The problem
Report only how many lines hold the word "JSON".

-- Material to process start --

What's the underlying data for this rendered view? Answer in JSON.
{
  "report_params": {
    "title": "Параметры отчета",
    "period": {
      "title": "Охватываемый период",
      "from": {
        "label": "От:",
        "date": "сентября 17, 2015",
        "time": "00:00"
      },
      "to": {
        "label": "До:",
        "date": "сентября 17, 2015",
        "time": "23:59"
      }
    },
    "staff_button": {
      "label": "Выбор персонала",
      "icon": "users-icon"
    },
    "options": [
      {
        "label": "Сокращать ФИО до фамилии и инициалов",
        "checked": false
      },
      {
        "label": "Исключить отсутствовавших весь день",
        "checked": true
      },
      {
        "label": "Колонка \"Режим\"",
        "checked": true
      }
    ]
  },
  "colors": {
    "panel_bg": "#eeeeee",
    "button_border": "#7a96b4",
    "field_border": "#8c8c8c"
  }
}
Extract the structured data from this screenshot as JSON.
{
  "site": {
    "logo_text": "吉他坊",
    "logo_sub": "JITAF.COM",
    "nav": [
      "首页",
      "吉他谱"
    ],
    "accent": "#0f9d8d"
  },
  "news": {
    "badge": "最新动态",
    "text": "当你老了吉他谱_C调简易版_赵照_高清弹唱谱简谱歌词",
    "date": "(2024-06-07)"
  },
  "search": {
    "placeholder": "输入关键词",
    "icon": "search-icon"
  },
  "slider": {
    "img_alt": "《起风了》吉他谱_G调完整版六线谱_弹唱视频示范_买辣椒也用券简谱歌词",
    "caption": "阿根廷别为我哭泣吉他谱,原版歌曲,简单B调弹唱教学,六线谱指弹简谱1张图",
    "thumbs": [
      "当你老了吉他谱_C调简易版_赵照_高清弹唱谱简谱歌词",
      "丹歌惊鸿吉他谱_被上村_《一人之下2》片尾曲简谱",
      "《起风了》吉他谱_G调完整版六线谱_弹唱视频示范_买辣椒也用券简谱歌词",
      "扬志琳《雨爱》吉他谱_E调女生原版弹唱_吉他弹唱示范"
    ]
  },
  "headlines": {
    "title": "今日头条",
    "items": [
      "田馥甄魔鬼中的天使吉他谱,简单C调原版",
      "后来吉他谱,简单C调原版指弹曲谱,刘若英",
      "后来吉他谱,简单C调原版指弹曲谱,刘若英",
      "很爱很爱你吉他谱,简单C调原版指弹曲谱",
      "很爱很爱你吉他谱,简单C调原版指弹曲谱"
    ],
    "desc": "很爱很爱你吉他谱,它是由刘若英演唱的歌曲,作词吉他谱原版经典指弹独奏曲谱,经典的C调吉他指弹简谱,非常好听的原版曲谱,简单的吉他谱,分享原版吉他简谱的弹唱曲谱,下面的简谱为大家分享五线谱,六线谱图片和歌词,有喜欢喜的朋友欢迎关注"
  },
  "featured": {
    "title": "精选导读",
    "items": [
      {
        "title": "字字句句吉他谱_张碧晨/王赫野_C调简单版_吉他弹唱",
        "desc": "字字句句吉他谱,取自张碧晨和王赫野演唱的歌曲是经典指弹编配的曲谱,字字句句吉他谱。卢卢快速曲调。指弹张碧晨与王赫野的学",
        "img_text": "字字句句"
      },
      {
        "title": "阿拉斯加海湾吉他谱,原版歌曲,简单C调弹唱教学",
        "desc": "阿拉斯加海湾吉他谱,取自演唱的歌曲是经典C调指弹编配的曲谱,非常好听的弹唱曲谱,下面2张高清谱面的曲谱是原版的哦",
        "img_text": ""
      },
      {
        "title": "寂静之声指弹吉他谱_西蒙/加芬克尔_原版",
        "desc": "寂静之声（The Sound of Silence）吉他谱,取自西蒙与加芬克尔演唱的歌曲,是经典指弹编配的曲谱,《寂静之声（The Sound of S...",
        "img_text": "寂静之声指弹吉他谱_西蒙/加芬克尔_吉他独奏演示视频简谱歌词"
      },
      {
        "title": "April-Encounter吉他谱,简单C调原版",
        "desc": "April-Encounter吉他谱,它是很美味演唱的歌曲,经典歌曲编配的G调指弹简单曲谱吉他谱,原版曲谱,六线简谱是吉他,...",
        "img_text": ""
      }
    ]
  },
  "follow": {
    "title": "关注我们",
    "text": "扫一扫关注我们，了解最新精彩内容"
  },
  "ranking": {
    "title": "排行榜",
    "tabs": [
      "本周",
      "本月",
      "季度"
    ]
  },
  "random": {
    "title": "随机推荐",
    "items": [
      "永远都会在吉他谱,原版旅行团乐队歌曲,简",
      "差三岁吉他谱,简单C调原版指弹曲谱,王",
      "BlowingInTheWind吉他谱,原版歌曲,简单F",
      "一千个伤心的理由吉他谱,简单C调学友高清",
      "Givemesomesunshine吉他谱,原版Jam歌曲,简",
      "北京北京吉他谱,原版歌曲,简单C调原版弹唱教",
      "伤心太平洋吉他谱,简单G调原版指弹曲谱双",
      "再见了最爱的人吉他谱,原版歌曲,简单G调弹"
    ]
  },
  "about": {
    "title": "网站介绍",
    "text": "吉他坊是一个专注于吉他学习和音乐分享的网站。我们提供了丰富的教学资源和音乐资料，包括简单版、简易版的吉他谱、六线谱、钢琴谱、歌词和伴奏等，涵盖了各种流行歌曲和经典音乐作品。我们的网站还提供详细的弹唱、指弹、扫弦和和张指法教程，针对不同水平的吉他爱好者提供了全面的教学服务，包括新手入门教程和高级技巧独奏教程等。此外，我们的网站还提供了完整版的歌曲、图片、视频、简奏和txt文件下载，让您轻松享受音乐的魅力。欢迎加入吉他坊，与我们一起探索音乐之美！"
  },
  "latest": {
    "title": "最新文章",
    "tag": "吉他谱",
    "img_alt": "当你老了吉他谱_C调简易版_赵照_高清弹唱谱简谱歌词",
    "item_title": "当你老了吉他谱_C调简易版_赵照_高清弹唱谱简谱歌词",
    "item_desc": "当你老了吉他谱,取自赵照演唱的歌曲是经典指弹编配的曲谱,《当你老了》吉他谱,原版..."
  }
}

-- Material to process end --

Exercise solution
2